*Exercise details*
Please retype the data in full and exactly; the pictures are not part of the copy.

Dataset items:
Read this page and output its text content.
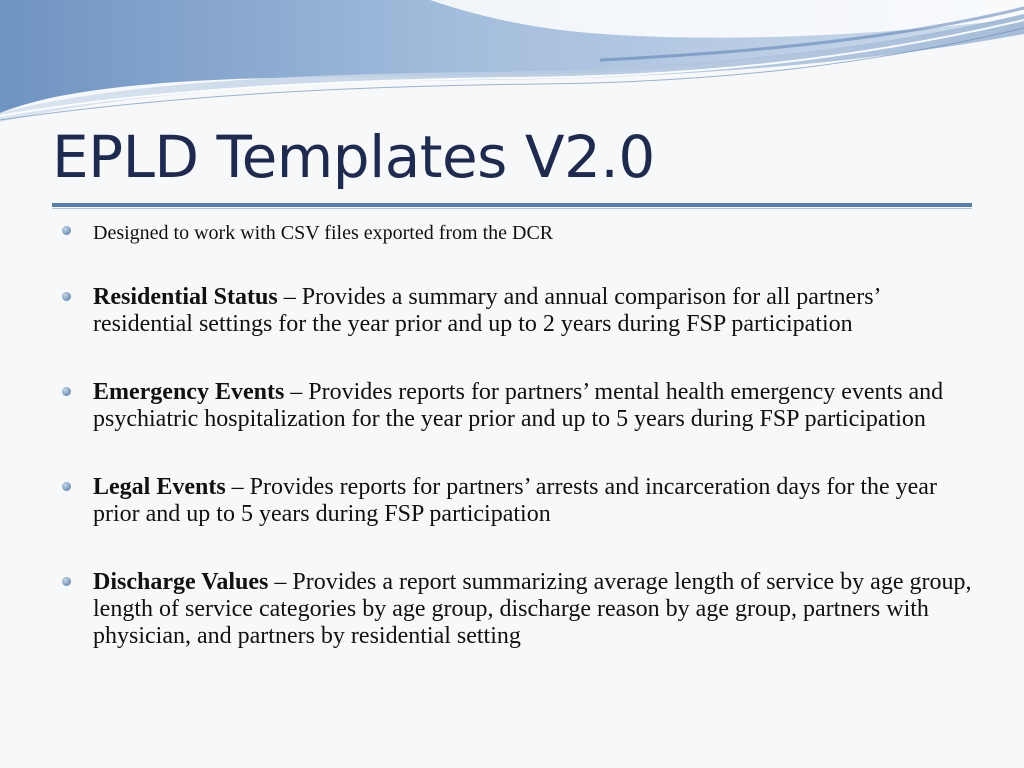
EPLD Templates V2.0
Designed to work with CSV files exported from the DCR
Residential Status – Provides a summary and annual comparison for all partners’ residential settings for the year prior and up to 2 years during FSP participation
Emergency Events – Provides reports for partners’ mental health emergency events and psychiatric hospitalization for the year prior and up to 5 years during FSP participation
Legal Events – Provides reports for partners’ arrests and incarceration days for the year prior and up to 5 years during FSP participation
Discharge Values – Provides a report summarizing average length of service by age group, length of service categories by age group, discharge reason by age group, partners with physician, and partners by residential setting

*Full response*
Read this page and output its text content.
EPLD Templates V2.0
Designed to work with CSV files exported from the DCR
Residential Status – Provides a summary and annual comparison for all partners’ residential settings for the year prior and up to 2 years during FSP participation
Emergency Events – Provides reports for partners’ mental health emergency events and psychiatric hospitalization for the year prior and up to 5 years during FSP participation
Legal Events – Provides reports for partners’ arrests and incarceration days for the year prior and up to 5 years during FSP participation
Discharge Values – Provides a report summarizing average length of service by age group, length of service categories by age group, discharge reason by age group, partners with physician, and partners by residential setting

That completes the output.